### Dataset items
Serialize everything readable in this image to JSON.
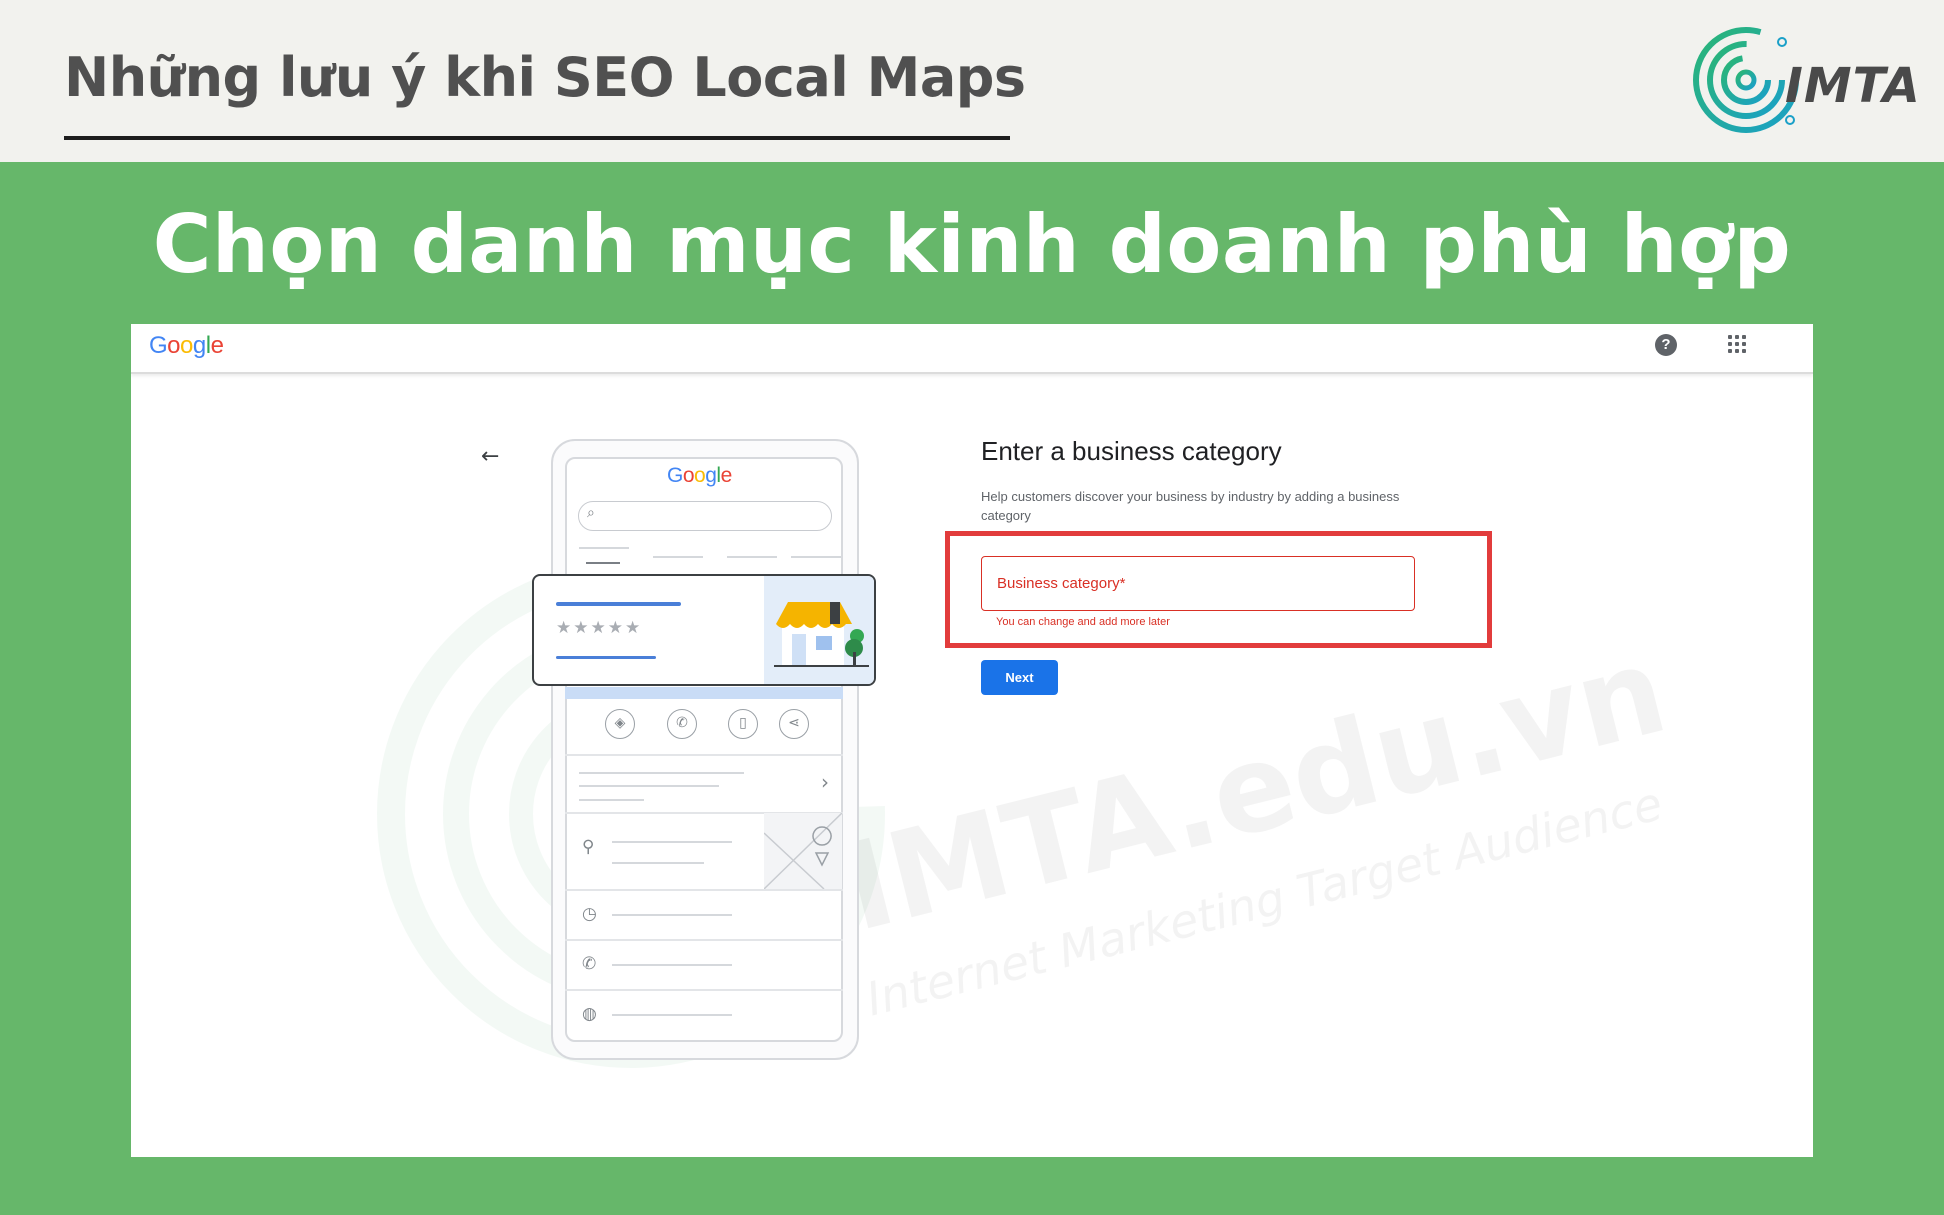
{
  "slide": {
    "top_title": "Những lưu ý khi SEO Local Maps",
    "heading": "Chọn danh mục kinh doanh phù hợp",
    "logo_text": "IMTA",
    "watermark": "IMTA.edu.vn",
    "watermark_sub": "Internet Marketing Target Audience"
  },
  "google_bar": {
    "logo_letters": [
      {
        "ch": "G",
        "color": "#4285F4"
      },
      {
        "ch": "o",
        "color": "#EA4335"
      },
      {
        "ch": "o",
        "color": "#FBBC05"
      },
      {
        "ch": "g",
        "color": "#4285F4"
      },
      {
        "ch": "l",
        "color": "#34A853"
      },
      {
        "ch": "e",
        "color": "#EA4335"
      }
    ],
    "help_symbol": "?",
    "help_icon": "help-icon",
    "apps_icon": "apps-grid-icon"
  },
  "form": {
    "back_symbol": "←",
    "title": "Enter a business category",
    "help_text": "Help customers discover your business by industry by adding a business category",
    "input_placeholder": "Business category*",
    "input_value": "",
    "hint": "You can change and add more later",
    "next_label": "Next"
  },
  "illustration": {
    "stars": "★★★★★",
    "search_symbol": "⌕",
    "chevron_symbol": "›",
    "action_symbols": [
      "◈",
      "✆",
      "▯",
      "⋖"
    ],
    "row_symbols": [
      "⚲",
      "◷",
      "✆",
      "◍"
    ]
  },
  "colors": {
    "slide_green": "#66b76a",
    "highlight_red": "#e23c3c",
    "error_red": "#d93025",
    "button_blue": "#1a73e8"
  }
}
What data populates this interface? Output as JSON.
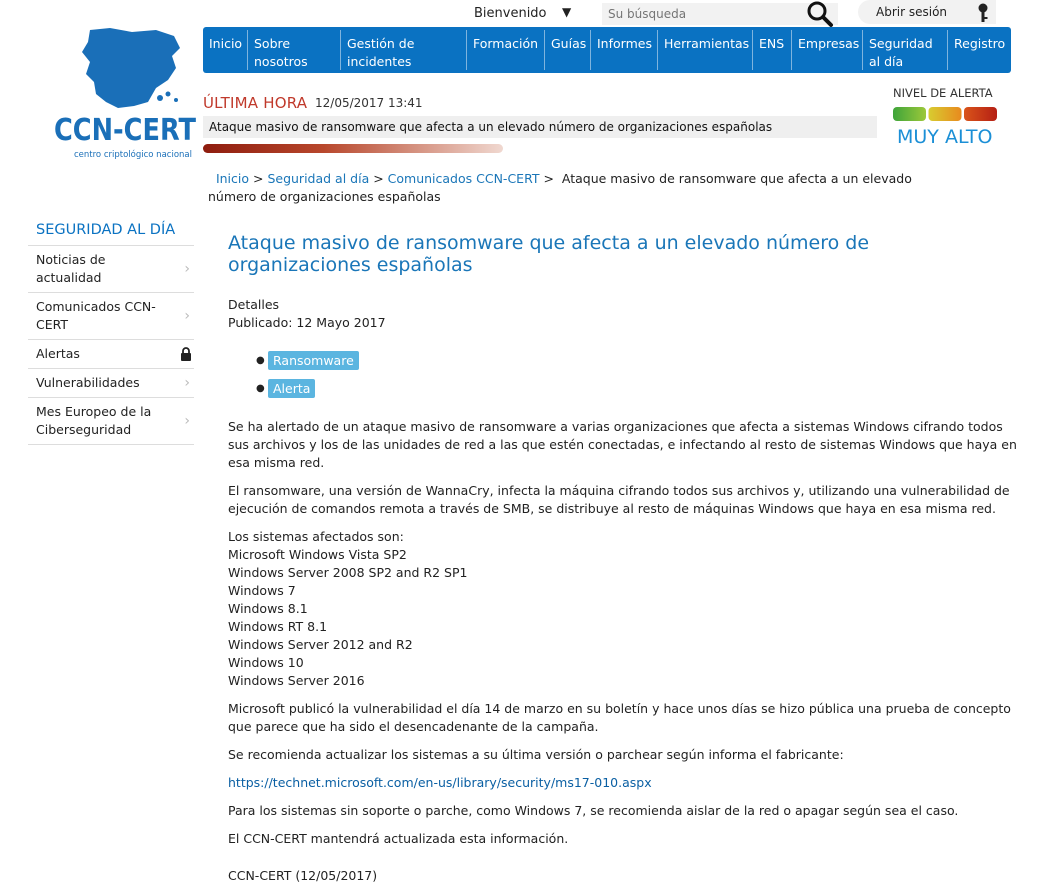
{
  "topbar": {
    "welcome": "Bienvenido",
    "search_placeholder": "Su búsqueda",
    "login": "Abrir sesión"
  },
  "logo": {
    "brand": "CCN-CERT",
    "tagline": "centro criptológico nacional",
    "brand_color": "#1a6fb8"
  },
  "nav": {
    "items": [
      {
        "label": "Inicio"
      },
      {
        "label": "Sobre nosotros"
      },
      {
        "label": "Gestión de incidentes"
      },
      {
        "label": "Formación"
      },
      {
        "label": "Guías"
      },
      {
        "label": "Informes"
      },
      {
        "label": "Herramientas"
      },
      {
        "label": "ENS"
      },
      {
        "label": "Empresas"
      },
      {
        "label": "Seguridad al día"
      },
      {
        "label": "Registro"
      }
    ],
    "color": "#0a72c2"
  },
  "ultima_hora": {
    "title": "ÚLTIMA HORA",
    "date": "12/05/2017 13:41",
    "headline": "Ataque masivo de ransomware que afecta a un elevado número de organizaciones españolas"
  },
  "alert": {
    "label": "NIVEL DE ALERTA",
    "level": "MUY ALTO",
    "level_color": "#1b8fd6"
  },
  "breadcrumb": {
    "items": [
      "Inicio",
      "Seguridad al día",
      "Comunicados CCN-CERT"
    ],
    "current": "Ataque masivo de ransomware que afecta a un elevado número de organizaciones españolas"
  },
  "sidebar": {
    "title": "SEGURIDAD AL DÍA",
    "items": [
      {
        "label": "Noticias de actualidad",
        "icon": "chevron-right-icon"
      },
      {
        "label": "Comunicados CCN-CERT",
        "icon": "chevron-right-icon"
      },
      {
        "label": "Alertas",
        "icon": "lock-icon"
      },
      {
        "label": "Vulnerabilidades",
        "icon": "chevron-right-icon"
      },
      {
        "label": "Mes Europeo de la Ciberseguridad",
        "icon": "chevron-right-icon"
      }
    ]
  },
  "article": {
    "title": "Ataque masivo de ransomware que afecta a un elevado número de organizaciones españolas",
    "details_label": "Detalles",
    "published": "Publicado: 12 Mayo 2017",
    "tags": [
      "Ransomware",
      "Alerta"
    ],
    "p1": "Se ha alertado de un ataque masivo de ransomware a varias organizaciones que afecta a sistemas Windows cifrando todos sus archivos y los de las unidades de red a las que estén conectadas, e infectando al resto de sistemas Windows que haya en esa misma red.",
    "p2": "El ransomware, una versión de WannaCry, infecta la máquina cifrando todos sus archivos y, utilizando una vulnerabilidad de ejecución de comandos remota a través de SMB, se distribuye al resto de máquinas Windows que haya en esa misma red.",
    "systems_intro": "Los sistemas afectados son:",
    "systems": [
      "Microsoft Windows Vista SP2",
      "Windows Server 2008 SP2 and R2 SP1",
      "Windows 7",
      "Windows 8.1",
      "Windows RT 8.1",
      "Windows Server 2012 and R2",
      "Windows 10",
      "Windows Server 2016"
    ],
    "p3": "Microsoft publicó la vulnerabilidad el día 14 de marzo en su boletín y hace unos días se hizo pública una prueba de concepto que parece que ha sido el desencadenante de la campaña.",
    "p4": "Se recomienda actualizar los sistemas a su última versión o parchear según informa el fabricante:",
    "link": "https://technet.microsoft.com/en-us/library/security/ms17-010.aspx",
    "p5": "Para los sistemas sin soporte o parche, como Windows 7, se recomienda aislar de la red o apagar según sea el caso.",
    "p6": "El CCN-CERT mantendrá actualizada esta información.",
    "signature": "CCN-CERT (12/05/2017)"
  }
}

### WHAT THE TASK REQUIRES
Every record must be copied exactly, with the pictures left out.

### RESULT FOR THIS EXERCISE
Serialize everything readable in this image to JSON.
{
  "slide": {
    "top_title": "Những lưu ý khi SEO Local Maps",
    "heading": "Chọn danh mục kinh doanh phù hợp",
    "logo_text": "IMTA",
    "watermark": "IMTA.edu.vn",
    "watermark_sub": "Internet Marketing Target Audience"
  },
  "google_bar": {
    "logo_letters": [
      {
        "ch": "G",
        "color": "#4285F4"
      },
      {
        "ch": "o",
        "color": "#EA4335"
      },
      {
        "ch": "o",
        "color": "#FBBC05"
      },
      {
        "ch": "g",
        "color": "#4285F4"
      },
      {
        "ch": "l",
        "color": "#34A853"
      },
      {
        "ch": "e",
        "color": "#EA4335"
      }
    ],
    "help_symbol": "?",
    "help_icon": "help-icon",
    "apps_icon": "apps-grid-icon"
  },
  "form": {
    "back_symbol": "←",
    "title": "Enter a business category",
    "help_text": "Help customers discover your business by industry by adding a business category",
    "input_placeholder": "Business category*",
    "input_value": "",
    "hint": "You can change and add more later",
    "next_label": "Next"
  },
  "illustration": {
    "stars": "★★★★★",
    "search_symbol": "⌕",
    "chevron_symbol": "›",
    "action_symbols": [
      "◈",
      "✆",
      "▯",
      "⋖"
    ],
    "row_symbols": [
      "⚲",
      "◷",
      "✆",
      "◍"
    ]
  },
  "colors": {
    "slide_green": "#66b76a",
    "highlight_red": "#e23c3c",
    "error_red": "#d93025",
    "button_blue": "#1a73e8"
  }
}
What data populates this interface? Output as JSON.
{
  "topbar": {
    "welcome": "Bienvenido",
    "search_placeholder": "Su búsqueda",
    "login": "Abrir sesión"
  },
  "logo": {
    "brand": "CCN-CERT",
    "tagline": "centro criptológico nacional",
    "brand_color": "#1a6fb8"
  },
  "nav": {
    "items": [
      {
        "label": "Inicio"
      },
      {
        "label": "Sobre nosotros"
      },
      {
        "label": "Gestión de incidentes"
      },
      {
        "label": "Formación"
      },
      {
        "label": "Guías"
      },
      {
        "label": "Informes"
      },
      {
        "label": "Herramientas"
      },
      {
        "label": "ENS"
      },
      {
        "label": "Empresas"
      },
      {
        "label": "Seguridad al día"
      },
      {
        "label": "Registro"
      }
    ],
    "color": "#0a72c2"
  },
  "ultima_hora": {
    "title": "ÚLTIMA HORA",
    "date": "12/05/2017 13:41",
    "headline": "Ataque masivo de ransomware que afecta a un elevado número de organizaciones españolas"
  },
  "alert": {
    "label": "NIVEL DE ALERTA",
    "level": "MUY ALTO",
    "level_color": "#1b8fd6"
  },
  "breadcrumb": {
    "items": [
      "Inicio",
      "Seguridad al día",
      "Comunicados CCN-CERT"
    ],
    "current": "Ataque masivo de ransomware que afecta a un elevado número de organizaciones españolas"
  },
  "sidebar": {
    "title": "SEGURIDAD AL DÍA",
    "items": [
      {
        "label": "Noticias de actualidad",
        "icon": "chevron-right-icon"
      },
      {
        "label": "Comunicados CCN-CERT",
        "icon": "chevron-right-icon"
      },
      {
        "label": "Alertas",
        "icon": "lock-icon"
      },
      {
        "label": "Vulnerabilidades",
        "icon": "chevron-right-icon"
      },
      {
        "label": "Mes Europeo de la Ciberseguridad",
        "icon": "chevron-right-icon"
      }
    ]
  },
  "article": {
    "title": "Ataque masivo de ransomware que afecta a un elevado número de organizaciones españolas",
    "details_label": "Detalles",
    "published": "Publicado: 12 Mayo 2017",
    "tags": [
      "Ransomware",
      "Alerta"
    ],
    "p1": "Se ha alertado de un ataque masivo de ransomware a varias organizaciones que afecta a sistemas Windows cifrando todos sus archivos y los de las unidades de red a las que estén conectadas, e infectando al resto de sistemas Windows que haya en esa misma red.",
    "p2": "El ransomware, una versión de WannaCry, infecta la máquina cifrando todos sus archivos y, utilizando una vulnerabilidad de ejecución de comandos remota a través de SMB, se distribuye al resto de máquinas Windows que haya en esa misma red.",
    "systems_intro": "Los sistemas afectados son:",
    "systems": [
      "Microsoft Windows Vista SP2",
      "Windows Server 2008 SP2 and R2 SP1",
      "Windows 7",
      "Windows 8.1",
      "Windows RT 8.1",
      "Windows Server 2012 and R2",
      "Windows 10",
      "Windows Server 2016"
    ],
    "p3": "Microsoft publicó la vulnerabilidad el día 14 de marzo en su boletín y hace unos días se hizo pública una prueba de concepto que parece que ha sido el desencadenante de la campaña.",
    "p4": "Se recomienda actualizar los sistemas a su última versión o parchear según informa el fabricante:",
    "link": "https://technet.microsoft.com/en-us/library/security/ms17-010.aspx",
    "p5": "Para los sistemas sin soporte o parche, como Windows 7, se recomienda aislar de la red o apagar según sea el caso.",
    "p6": "El CCN-CERT mantendrá actualizada esta información.",
    "signature": "CCN-CERT (12/05/2017)"
  }
}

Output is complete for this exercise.